* **Directive**
Collect each line of the entries that holds the string "khẩu".

Dataset items

**********

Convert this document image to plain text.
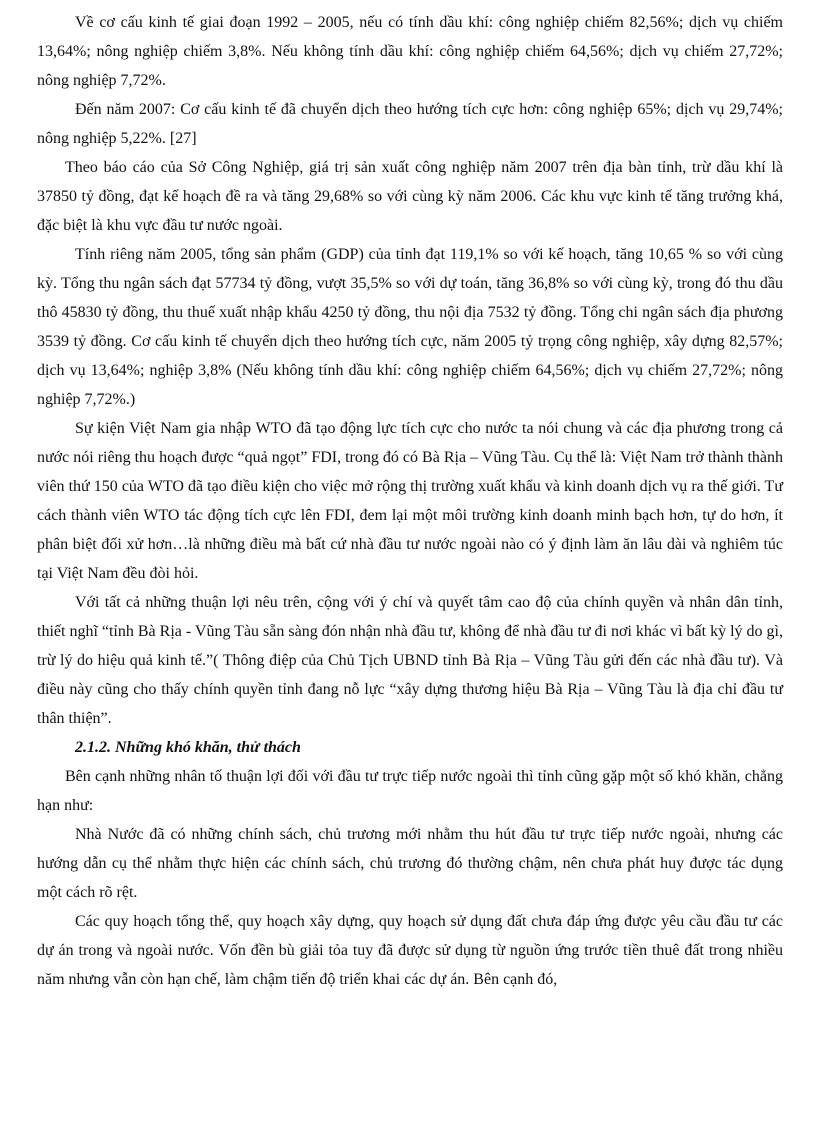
Về cơ cấu kinh tế giai đoạn 1992 – 2005, nếu có tính dầu khí: công nghiệp chiếm 82,56%; dịch vụ chiếm 13,64%; nông nghiệp chiếm 3,8%. Nếu không tính dầu khí: công nghiệp chiếm 64,56%; dịch vụ chiếm 27,72%; nông nghiệp 7,72%.

Đến năm 2007: Cơ cấu kinh tế đã chuyển dịch theo hướng tích cực hơn: công nghiệp 65%; dịch vụ 29,74%; nông nghiệp 5,22%. [27]

Theo báo cáo của Sở Công Nghiệp, giá trị sản xuất công nghiệp năm 2007 trên địa bàn tỉnh, trừ dầu khí là 37850 tỷ đồng, đạt kế hoạch đề ra và tăng 29,68% so với cùng kỳ năm 2006. Các khu vực kinh tế tăng trưởng khá, đặc biệt là khu vực đầu tư nước ngoài.

Tính riêng năm 2005, tổng sản phẩm (GDP) của tỉnh đạt 119,1% so với kế hoạch, tăng 10,65 % so với cùng kỳ. Tổng thu ngân sách đạt 57734 tỷ đồng, vượt 35,5% so với dự toán, tăng 36,8% so với cùng kỳ, trong đó thu dầu thô 45830 tỷ đồng, thu thuế xuất nhập khẩu 4250 tỷ đồng, thu nội địa 7532 tỷ đồng. Tổng chi ngân sách địa phương 3539 tỷ đồng. Cơ cấu kinh tế chuyển dịch theo hướng tích cực, năm 2005 tỷ trọng công nghiệp, xây dựng 82,57%; dịch vụ 13,64%; nghiệp 3,8% (Nếu không tính dầu khí: công nghiệp chiếm 64,56%; dịch vụ chiếm 27,72%; nông nghiệp 7,72%.)

Sự kiện Việt Nam gia nhập WTO đã tạo động lực tích cực cho nước ta nói chung và các địa phương trong cả nước nói riêng thu hoạch được “quả ngọt” FDI, trong đó có Bà Rịa – Vũng Tàu. Cụ thể là: Việt Nam trở thành thành viên thứ 150 của WTO đã tạo điều kiện cho việc mở rộng thị trường xuất khẩu và kinh doanh dịch vụ ra thế giới. Tư cách thành viên WTO tác động tích cực lên FDI, đem lại một môi trường kinh doanh minh bạch hơn, tự do hơn, ít phân biệt đối xử hơn…là những điều mà bất cứ nhà đầu tư nước ngoài nào có ý định làm ăn lâu dài và nghiêm túc tại Việt Nam đều đòi hỏi.

Với tất cả những thuận lợi nêu trên, cộng với ý chí và quyết tâm cao độ của chính quyền và nhân dân tỉnh, thiết nghĩ “tỉnh Bà Rịa - Vũng Tàu sẵn sàng đón nhận nhà đầu tư, không để nhà đầu tư đi nơi khác vì bất kỳ lý do gì, trừ lý do hiệu quả kinh tế.”( Thông điệp của Chủ Tịch UBND tỉnh Bà Rịa – Vũng Tàu gửi đến các nhà đầu tư). Và điều này cũng cho thấy chính quyền tỉnh đang nỗ lực “xây dựng thương hiệu Bà Rịa – Vũng Tàu là địa chỉ đầu tư thân thiện”.

2.1.2. Những khó khăn, thử thách

Bên cạnh những nhân tố thuận lợi đối với đầu tư trực tiếp nước ngoài thì tỉnh cũng gặp một số khó khăn, chẳng hạn như:

Nhà Nước đã có những chính sách, chủ trương mới nhằm thu hút đầu tư trực tiếp nước ngoài, nhưng các hướng dẫn cụ thể nhằm thực hiện các chính sách, chủ trương đó thường chậm, nên chưa phát huy được tác dụng một cách rõ rệt.

Các quy hoạch tổng thể, quy hoạch xây dựng, quy hoạch sử dụng đất chưa đáp ứng được yêu cầu đầu tư các dự án trong và ngoài nước. Vốn đền bù giải tỏa tuy đã được sử dụng từ nguồn ứng trước tiền thuê đất trong nhiều năm nhưng vẫn còn hạn chế, làm chậm tiến độ triển khai các dự án. Bên cạnh đó,
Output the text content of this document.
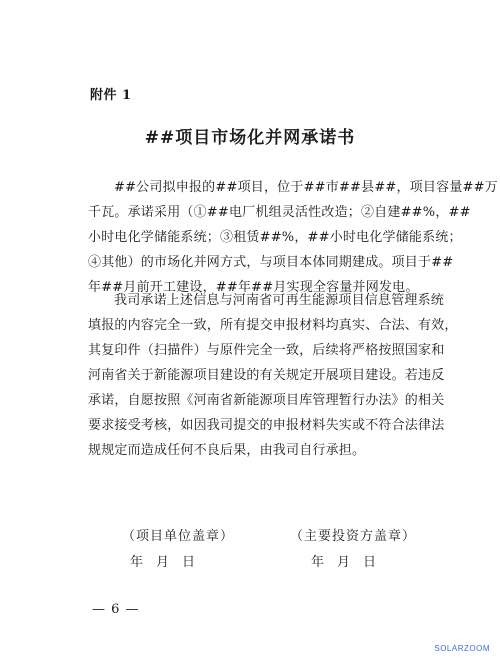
附件 1
##项目市场化并网承诺书
##公司拟申报的##项目，位于##市##县##，项目容量##万
千瓦。承诺采用（①##电厂机组灵活性改造；②自建##%，##
小时电化学储能系统；③租赁##%，##小时电化学储能系统；
④其他）的市场化并网方式，与项目本体同期建成。项目于##
年##月前开工建设，##年##月实现全容量并网发电。
我司承诺上述信息与河南省可再生能源项目信息管理系统
填报的内容完全一致，所有提交申报材料均真实、合法、有效，
其复印件（扫描件）与原件完全一致，后续将严格按照国家和
河南省关于新能源项目建设的有关规定开展项目建设。若违反
承诺，自愿按照《河南省新能源项目库管理暂行办法》的相关
要求接受考核，如因我司提交的申报材料失实或不符合法律法
规规定而造成任何不良后果，由我司自行承担。
（项目单位盖章）	（主要投资方盖章）
年 月 日	年 月 日
— 6 —
SOLARZOOM
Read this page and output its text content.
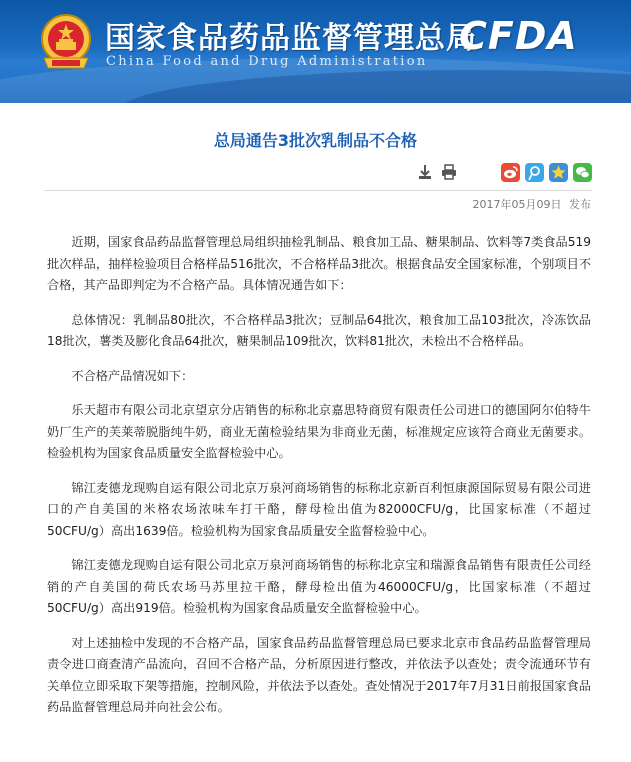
国家食品药品监督管理总局
China Food and Drug Administration
CFDA
总局通告3批次乳制品不合格
2017年05月09日 发布

近期，国家食品药品监督管理总局组织抽检乳制品、粮食加工品、糖果制品、饮料等7类食品519批次样品，抽样检验项目合格样品516批次，不合格样品3批次。根据食品安全国家标准，个别项目不合格，其产品即判定为不合格产品。具体情况通告如下：

总体情况：乳制品80批次，不合格样品3批次；豆制品64批次，粮食加工品103批次，冷冻饮品18批次，薯类及膨化食品64批次，糖果制品109批次，饮料81批次，未检出不合格样品。

不合格产品情况如下：

乐天超市有限公司北京望京分店销售的标称北京嘉思特商贸有限责任公司进口的德国阿尔伯特牛奶厂生产的芙莱蒂脱脂纯牛奶，商业无菌检验结果为非商业无菌，标准规定应该符合商业无菌要求。检验机构为国家食品质量安全监督检验中心。

锦江麦德龙现购自运有限公司北京万泉河商场销售的标称北京新百利恒康源国际贸易有限公司进口的产自美国的米格农场浓味车打干酪，酵母检出值为82000CFU/g，比国家标准（不超过50CFU/g）高出1639倍。检验机构为国家食品质量安全监督检验中心。

锦江麦德龙现购自运有限公司北京万泉河商场销售的标称北京宝和瑞源食品销售有限责任公司经销的产自美国的荷氏农场马苏里拉干酪，酵母检出值为46000CFU/g，比国家标准（不超过50CFU/g）高出919倍。检验机构为国家食品质量安全监督检验中心。

对上述抽检中发现的不合格产品，国家食品药品监督管理总局已要求北京市食品药品监督管理局责令进口商查清产品流向，召回不合格产品，分析原因进行整改，并依法予以查处；责令流通环节有关单位立即采取下架等措施，控制风险，并依法予以查处。查处情况于2017年7月31日前报国家食品药品监督管理总局并向社会公布。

**********

* **Exercise answer**
Tính riêng năm 2005, tổng sản phẩm (GDP) của tỉnh đạt 119,1% so với kế hoạch, tăng 10,65 % so với cùng kỳ. Tổng thu ngân sách đạt 57734 tỷ đồng, vượt 35,5% so với dự toán, tăng 36,8% so với cùng kỳ, trong đó thu dầu thô 45830 tỷ đồng, thu thuế xuất nhập khẩu 4250 tỷ đồng, thu nội địa 7532 tỷ đồng. Tổng chi ngân sách địa phương 3539 tỷ đồng. Cơ cấu kinh tế chuyển dịch theo hướng tích cực, năm 2005 tỷ trọng công nghiệp, xây dựng 82,57%; dịch vụ 13,64%; nghiệp 3,8% (Nếu không tính dầu khí: công nghiệp chiếm 64,56%; dịch vụ chiếm 27,72%; nông nghiệp 7,72%.)
Sự kiện Việt Nam gia nhập WTO đã tạo động lực tích cực cho nước ta nói chung và các địa phương trong cả nước nói riêng thu hoạch được “quả ngọt” FDI, trong đó có Bà Rịa – Vũng Tàu. Cụ thể là: Việt Nam trở thành thành viên thứ 150 của WTO đã tạo điều kiện cho việc mở rộng thị trường xuất khẩu và kinh doanh dịch vụ ra thế giới. Tư cách thành viên WTO tác động tích cực lên FDI, đem lại một môi trường kinh doanh minh bạch hơn, tự do hơn, ít phân biệt đối xử hơn…là những điều mà bất cứ nhà đầu tư nước ngoài nào có ý định làm ăn lâu dài và nghiêm túc tại Việt Nam đều đòi hỏi.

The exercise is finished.